↓

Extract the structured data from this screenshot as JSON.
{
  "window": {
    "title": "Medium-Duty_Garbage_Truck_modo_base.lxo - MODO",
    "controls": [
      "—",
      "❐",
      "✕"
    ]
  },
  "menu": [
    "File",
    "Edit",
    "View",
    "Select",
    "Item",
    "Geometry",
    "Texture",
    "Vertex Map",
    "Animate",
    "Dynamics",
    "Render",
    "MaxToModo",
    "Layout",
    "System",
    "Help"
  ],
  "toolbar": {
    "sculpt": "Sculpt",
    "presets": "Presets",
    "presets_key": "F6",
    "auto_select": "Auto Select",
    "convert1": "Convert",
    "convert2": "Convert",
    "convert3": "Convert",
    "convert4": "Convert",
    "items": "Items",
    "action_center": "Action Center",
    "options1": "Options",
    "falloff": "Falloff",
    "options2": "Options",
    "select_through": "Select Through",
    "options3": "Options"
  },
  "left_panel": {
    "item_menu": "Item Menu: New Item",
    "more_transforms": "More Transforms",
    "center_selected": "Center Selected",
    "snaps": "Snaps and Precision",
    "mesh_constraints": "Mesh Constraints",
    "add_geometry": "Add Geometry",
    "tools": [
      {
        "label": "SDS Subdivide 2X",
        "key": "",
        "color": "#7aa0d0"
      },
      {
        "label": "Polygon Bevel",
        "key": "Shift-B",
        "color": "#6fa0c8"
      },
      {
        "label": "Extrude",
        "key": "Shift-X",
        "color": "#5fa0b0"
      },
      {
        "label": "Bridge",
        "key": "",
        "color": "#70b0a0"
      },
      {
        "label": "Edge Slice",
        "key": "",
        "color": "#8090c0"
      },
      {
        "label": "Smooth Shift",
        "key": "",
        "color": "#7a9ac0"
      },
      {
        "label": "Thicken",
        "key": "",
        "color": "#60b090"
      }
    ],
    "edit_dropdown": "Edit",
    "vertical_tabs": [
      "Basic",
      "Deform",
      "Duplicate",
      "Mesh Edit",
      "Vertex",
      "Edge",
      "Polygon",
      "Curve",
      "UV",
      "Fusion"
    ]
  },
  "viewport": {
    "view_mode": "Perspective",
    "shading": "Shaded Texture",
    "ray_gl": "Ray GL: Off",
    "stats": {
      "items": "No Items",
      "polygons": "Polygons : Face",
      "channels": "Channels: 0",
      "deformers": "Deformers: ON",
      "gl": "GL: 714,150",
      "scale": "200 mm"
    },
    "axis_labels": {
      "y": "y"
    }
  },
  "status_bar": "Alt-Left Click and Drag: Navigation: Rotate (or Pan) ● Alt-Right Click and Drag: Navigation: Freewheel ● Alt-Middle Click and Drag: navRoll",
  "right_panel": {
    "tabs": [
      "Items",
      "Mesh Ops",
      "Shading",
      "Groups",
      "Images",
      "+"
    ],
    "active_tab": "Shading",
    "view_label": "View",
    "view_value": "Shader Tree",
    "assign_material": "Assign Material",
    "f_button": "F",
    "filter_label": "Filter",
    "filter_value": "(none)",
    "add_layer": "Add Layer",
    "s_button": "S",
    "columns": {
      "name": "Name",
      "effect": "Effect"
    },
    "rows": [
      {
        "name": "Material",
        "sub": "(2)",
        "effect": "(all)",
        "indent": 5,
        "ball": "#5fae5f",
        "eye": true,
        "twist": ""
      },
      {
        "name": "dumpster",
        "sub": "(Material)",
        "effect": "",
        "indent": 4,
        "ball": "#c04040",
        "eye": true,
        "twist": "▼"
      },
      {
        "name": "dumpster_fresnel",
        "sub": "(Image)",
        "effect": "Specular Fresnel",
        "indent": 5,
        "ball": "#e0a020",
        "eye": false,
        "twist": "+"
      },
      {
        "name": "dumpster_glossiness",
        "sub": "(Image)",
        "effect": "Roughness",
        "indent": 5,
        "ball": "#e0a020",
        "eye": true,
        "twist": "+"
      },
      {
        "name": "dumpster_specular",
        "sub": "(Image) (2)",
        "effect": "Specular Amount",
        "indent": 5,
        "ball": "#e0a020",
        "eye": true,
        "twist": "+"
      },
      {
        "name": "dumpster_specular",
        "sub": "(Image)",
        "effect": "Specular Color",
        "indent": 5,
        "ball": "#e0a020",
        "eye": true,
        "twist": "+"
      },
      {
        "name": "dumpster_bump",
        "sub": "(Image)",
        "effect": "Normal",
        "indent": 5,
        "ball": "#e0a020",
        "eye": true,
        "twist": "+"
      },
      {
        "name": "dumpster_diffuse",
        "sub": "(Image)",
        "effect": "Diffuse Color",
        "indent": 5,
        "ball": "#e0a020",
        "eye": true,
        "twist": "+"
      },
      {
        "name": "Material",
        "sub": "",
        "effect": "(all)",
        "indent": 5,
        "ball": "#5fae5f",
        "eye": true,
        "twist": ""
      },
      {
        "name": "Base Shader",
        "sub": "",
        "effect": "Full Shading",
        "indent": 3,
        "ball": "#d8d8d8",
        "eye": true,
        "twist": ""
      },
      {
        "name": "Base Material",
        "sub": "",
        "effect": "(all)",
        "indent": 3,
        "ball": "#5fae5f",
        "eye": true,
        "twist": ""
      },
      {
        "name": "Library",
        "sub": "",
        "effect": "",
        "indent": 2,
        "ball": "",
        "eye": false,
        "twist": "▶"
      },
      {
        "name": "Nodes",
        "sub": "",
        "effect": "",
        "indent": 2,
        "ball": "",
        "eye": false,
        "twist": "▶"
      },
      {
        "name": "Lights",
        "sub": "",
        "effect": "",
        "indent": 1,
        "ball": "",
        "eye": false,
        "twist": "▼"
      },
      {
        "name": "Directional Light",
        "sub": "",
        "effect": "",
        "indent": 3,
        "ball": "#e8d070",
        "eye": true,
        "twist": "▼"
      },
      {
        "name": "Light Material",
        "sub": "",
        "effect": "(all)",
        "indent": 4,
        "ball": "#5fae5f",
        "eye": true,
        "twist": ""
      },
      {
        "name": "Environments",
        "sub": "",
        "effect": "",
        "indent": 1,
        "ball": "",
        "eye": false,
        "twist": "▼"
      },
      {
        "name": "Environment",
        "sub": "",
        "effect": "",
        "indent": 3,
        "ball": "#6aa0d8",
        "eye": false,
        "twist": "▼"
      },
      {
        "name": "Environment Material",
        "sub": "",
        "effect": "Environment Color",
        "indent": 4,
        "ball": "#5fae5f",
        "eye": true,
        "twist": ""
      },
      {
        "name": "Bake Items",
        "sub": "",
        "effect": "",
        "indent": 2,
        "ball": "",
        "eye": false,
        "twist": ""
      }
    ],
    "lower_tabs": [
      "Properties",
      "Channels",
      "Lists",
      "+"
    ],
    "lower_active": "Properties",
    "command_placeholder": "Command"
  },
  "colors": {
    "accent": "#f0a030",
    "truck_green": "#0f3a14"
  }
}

↑

**The task**: Read through the data and copy every line where "Shader" shows up.

**Exercise answer**:
    "view_value": "Shader Tree",
        "name": "Base Shader",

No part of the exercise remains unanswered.